Stated exercise: Copy out every record below, word for word.

[Stored data]
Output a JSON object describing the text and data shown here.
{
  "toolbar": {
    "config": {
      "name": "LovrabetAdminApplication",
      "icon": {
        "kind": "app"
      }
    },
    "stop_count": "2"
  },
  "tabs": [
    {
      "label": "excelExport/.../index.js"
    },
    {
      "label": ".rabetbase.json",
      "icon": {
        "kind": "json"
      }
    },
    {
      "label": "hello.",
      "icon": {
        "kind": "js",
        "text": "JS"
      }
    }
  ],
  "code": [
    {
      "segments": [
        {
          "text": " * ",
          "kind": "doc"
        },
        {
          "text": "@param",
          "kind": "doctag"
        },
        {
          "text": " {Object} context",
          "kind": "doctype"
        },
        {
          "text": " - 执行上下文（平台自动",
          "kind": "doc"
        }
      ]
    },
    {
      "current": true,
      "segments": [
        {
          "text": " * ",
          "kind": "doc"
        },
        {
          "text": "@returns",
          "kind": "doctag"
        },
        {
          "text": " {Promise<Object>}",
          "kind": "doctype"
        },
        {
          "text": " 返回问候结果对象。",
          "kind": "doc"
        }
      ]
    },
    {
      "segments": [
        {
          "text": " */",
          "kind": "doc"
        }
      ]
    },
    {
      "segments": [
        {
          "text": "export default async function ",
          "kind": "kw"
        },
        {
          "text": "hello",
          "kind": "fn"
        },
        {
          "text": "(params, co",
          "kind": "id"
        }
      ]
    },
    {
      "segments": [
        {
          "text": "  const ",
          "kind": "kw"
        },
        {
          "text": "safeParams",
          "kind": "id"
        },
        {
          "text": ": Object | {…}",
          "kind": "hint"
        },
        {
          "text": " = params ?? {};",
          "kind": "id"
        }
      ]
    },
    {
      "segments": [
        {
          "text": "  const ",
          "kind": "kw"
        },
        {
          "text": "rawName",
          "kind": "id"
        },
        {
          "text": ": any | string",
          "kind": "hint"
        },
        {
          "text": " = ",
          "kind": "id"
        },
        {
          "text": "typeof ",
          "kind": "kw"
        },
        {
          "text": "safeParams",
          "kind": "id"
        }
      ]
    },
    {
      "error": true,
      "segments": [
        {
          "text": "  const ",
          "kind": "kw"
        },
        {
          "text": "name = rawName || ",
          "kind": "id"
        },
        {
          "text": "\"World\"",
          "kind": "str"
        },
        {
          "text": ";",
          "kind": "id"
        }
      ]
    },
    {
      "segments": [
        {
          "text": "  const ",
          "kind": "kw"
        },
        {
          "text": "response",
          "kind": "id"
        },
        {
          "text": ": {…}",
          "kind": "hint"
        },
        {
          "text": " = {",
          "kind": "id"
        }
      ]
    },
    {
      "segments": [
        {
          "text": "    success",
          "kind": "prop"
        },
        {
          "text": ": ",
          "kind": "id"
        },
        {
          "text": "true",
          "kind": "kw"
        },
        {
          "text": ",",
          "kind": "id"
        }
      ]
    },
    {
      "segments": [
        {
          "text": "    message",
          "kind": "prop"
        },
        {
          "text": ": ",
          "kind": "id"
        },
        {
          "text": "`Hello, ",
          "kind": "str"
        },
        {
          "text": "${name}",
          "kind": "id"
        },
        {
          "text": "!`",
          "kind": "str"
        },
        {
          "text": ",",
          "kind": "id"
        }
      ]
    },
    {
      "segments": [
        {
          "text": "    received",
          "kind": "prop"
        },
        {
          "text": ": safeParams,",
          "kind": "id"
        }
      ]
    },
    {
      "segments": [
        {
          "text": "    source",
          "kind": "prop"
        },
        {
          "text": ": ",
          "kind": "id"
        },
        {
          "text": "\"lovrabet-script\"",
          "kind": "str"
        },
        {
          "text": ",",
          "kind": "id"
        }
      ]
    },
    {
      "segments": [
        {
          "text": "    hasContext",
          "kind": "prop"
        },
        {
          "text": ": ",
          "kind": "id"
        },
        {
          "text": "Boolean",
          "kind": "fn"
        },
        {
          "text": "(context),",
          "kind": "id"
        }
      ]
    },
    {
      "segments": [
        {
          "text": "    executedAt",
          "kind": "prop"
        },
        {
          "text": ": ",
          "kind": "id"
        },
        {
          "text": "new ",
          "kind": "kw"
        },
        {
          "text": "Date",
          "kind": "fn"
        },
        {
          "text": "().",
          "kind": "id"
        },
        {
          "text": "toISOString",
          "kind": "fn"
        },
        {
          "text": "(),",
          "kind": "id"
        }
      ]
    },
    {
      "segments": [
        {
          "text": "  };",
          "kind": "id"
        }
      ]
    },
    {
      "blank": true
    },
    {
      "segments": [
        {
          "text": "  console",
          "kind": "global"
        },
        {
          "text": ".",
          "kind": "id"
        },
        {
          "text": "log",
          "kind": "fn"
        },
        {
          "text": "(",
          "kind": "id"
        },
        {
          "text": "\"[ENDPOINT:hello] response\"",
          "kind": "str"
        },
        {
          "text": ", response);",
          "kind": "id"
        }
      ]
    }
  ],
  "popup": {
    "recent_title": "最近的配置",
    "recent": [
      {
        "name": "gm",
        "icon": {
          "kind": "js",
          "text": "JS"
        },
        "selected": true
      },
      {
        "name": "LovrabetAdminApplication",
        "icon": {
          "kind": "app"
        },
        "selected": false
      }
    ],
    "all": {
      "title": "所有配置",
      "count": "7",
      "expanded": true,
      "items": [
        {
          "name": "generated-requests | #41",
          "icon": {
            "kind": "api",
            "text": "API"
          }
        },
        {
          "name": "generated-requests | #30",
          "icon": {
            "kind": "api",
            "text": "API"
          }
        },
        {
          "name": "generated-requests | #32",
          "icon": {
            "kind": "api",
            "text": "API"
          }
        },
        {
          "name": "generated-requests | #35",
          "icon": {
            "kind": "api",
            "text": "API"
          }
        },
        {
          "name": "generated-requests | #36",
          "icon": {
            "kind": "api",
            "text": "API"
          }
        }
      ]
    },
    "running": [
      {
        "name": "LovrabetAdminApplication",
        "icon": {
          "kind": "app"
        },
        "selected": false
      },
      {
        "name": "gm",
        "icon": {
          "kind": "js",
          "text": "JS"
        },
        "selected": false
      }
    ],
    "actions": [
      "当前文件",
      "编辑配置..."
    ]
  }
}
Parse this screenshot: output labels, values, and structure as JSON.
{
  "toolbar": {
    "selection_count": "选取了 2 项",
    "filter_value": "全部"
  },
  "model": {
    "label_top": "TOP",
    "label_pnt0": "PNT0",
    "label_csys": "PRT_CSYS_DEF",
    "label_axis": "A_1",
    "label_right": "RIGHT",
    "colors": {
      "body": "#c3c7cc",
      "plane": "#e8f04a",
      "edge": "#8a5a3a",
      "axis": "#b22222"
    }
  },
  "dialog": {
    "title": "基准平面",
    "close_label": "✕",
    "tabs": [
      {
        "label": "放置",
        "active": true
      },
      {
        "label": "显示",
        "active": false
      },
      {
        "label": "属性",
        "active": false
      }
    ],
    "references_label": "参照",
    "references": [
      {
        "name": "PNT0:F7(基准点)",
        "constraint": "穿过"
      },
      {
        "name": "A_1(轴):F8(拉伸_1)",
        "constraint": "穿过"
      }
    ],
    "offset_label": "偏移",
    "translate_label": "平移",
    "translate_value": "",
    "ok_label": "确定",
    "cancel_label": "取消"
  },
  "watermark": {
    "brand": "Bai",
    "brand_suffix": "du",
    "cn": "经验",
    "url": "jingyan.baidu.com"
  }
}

Response:
Output a JSON object describing the text and data shown here.
{
  "toolbar": {
    "config": {
      "name": "LovrabetAdminApplication",
      "icon": {
        "kind": "app"
      }
    },
    "stop_count": "2"
  },
  "tabs": [
    {
      "label": "excelExport/.../index.js"
    },
    {
      "label": ".rabetbase.json",
      "icon": {
        "kind": "json"
      }
    },
    {
      "label": "hello.",
      "icon": {
        "kind": "js",
        "text": "JS"
      }
    }
  ],
  "code": [
    {
      "segments": [
        {
          "text": " * ",
          "kind": "doc"
        },
        {
          "text": "@param",
          "kind": "doctag"
        },
        {
          "text": " {Object} context",
          "kind": "doctype"
        },
        {
          "text": " - 执行上下文（平台自动",
          "kind": "doc"
        }
      ]
    },
    {
      "current": true,
      "segments": [
        {
          "text": " * ",
          "kind": "doc"
        },
        {
          "text": "@returns",
          "kind": "doctag"
        },
        {
          "text": " {Promise<Object>}",
          "kind": "doctype"
        },
        {
          "text": " 返回问候结果对象。",
          "kind": "doc"
        }
      ]
    },
    {
      "segments": [
        {
          "text": " */",
          "kind": "doc"
        }
      ]
    },
    {
      "segments": [
        {
          "text": "export default async function ",
          "kind": "kw"
        },
        {
          "text": "hello",
          "kind": "fn"
        },
        {
          "text": "(params, co",
          "kind": "id"
        }
      ]
    },
    {
      "segments": [
        {
          "text": "  const ",
          "kind": "kw"
        },
        {
          "text": "safeParams",
          "kind": "id"
        },
        {
          "text": ": Object | {…}",
          "kind": "hint"
        },
        {
          "text": " = params ?? {};",
          "kind": "id"
        }
      ]
    },
    {
      "segments": [
        {
          "text": "  const ",
          "kind": "kw"
        },
        {
          "text": "rawName",
          "kind": "id"
        },
        {
          "text": ": any | string",
          "kind": "hint"
        },
        {
          "text": " = ",
          "kind": "id"
        },
        {
          "text": "typeof ",
          "kind": "kw"
        },
        {
          "text": "safeParams",
          "kind": "id"
        }
      ]
    },
    {
      "error": true,
      "segments": [
        {
          "text": "  const ",
          "kind": "kw"
        },
        {
          "text": "name = rawName || ",
          "kind": "id"
        },
        {
          "text": "\"World\"",
          "kind": "str"
        },
        {
          "text": ";",
          "kind": "id"
        }
      ]
    },
    {
      "segments": [
        {
          "text": "  const ",
          "kind": "kw"
        },
        {
          "text": "response",
          "kind": "id"
        },
        {
          "text": ": {…}",
          "kind": "hint"
        },
        {
          "text": " = {",
          "kind": "id"
        }
      ]
    },
    {
      "segments": [
        {
          "text": "    success",
          "kind": "prop"
        },
        {
          "text": ": ",
          "kind": "id"
        },
        {
          "text": "true",
          "kind": "kw"
        },
        {
          "text": ",",
          "kind": "id"
        }
      ]
    },
    {
      "segments": [
        {
          "text": "    message",
          "kind": "prop"
        },
        {
          "text": ": ",
          "kind": "id"
        },
        {
          "text": "`Hello, ",
          "kind": "str"
        },
        {
          "text": "${name}",
          "kind": "id"
        },
        {
          "text": "!`",
          "kind": "str"
        },
        {
          "text": ",",
          "kind": "id"
        }
      ]
    },
    {
      "segments": [
        {
          "text": "    received",
          "kind": "prop"
        },
        {
          "text": ": safeParams,",
          "kind": "id"
        }
      ]
    },
    {
      "segments": [
        {
          "text": "    source",
          "kind": "prop"
        },
        {
          "text": ": ",
          "kind": "id"
        },
        {
          "text": "\"lovrabet-script\"",
          "kind": "str"
        },
        {
          "text": ",",
          "kind": "id"
        }
      ]
    },
    {
      "segments": [
        {
          "text": "    hasContext",
          "kind": "prop"
        },
        {
          "text": ": ",
          "kind": "id"
        },
        {
          "text": "Boolean",
          "kind": "fn"
        },
        {
          "text": "(context),",
          "kind": "id"
        }
      ]
    },
    {
      "segments": [
        {
          "text": "    executedAt",
          "kind": "prop"
        },
        {
          "text": ": ",
          "kind": "id"
        },
        {
          "text": "new ",
          "kind": "kw"
        },
        {
          "text": "Date",
          "kind": "fn"
        },
        {
          "text": "().",
          "kind": "id"
        },
        {
          "text": "toISOString",
          "kind": "fn"
        },
        {
          "text": "(),",
          "kind": "id"
        }
      ]
    },
    {
      "segments": [
        {
          "text": "  };",
          "kind": "id"
        }
      ]
    },
    {
      "blank": true
    },
    {
      "segments": [
        {
          "text": "  console",
          "kind": "global"
        },
        {
          "text": ".",
          "kind": "id"
        },
        {
          "text": "log",
          "kind": "fn"
        },
        {
          "text": "(",
          "kind": "id"
        },
        {
          "text": "\"[ENDPOINT:hello] response\"",
          "kind": "str"
        },
        {
          "text": ", response);",
          "kind": "id"
        }
      ]
    }
  ],
  "popup": {
    "recent_title": "最近的配置",
    "recent": [
      {
        "name": "gm",
        "icon": {
          "kind": "js",
          "text": "JS"
        },
        "selected": true
      },
      {
        "name": "LovrabetAdminApplication",
        "icon": {
          "kind": "app"
        },
        "selected": false
      }
    ],
    "all": {
      "title": "所有配置",
      "count": "7",
      "expanded": true,
      "items": [
        {
          "name": "generated-requests | #41",
          "icon": {
            "kind": "api",
            "text": "API"
          }
        },
        {
          "name": "generated-requests | #30",
          "icon": {
            "kind": "api",
            "text": "API"
          }
        },
        {
          "name": "generated-requests | #32",
          "icon": {
            "kind": "api",
            "text": "API"
          }
        },
        {
          "name": "generated-requests | #35",
          "icon": {
            "kind": "api",
            "text": "API"
          }
        },
        {
          "name": "generated-requests | #36",
          "icon": {
            "kind": "api",
            "text": "API"
          }
        }
      ]
    },
    "running": [
      {
        "name": "LovrabetAdminApplication",
        "icon": {
          "kind": "app"
        },
        "selected": false
      },
      {
        "name": "gm",
        "icon": {
          "kind": "js",
          "text": "JS"
        },
        "selected": false
      }
    ],
    "actions": [
      "当前文件",
      "编辑配置..."
    ]
  }
}
Parse this screenshot: output labels, values, and structure as JSON.
{
  "toolbar": {
    "selection_count": "选取了 2 项",
    "filter_value": "全部"
  },
  "model": {
    "label_top": "TOP",
    "label_pnt0": "PNT0",
    "label_csys": "PRT_CSYS_DEF",
    "label_axis": "A_1",
    "label_right": "RIGHT",
    "colors": {
      "body": "#c3c7cc",
      "plane": "#e8f04a",
      "edge": "#8a5a3a",
      "axis": "#b22222"
    }
  },
  "dialog": {
    "title": "基准平面",
    "close_label": "✕",
    "tabs": [
      {
        "label": "放置",
        "active": true
      },
      {
        "label": "显示",
        "active": false
      },
      {
        "label": "属性",
        "active": false
      }
    ],
    "references_label": "参照",
    "references": [
      {
        "name": "PNT0:F7(基准点)",
        "constraint": "穿过"
      },
      {
        "name": "A_1(轴):F8(拉伸_1)",
        "constraint": "穿过"
      }
    ],
    "offset_label": "偏移",
    "translate_label": "平移",
    "translate_value": "",
    "ok_label": "确定",
    "cancel_label": "取消"
  },
  "watermark": {
    "brand": "Bai",
    "brand_suffix": "du",
    "cn": "经验",
    "url": "jingyan.baidu.com"
  }
}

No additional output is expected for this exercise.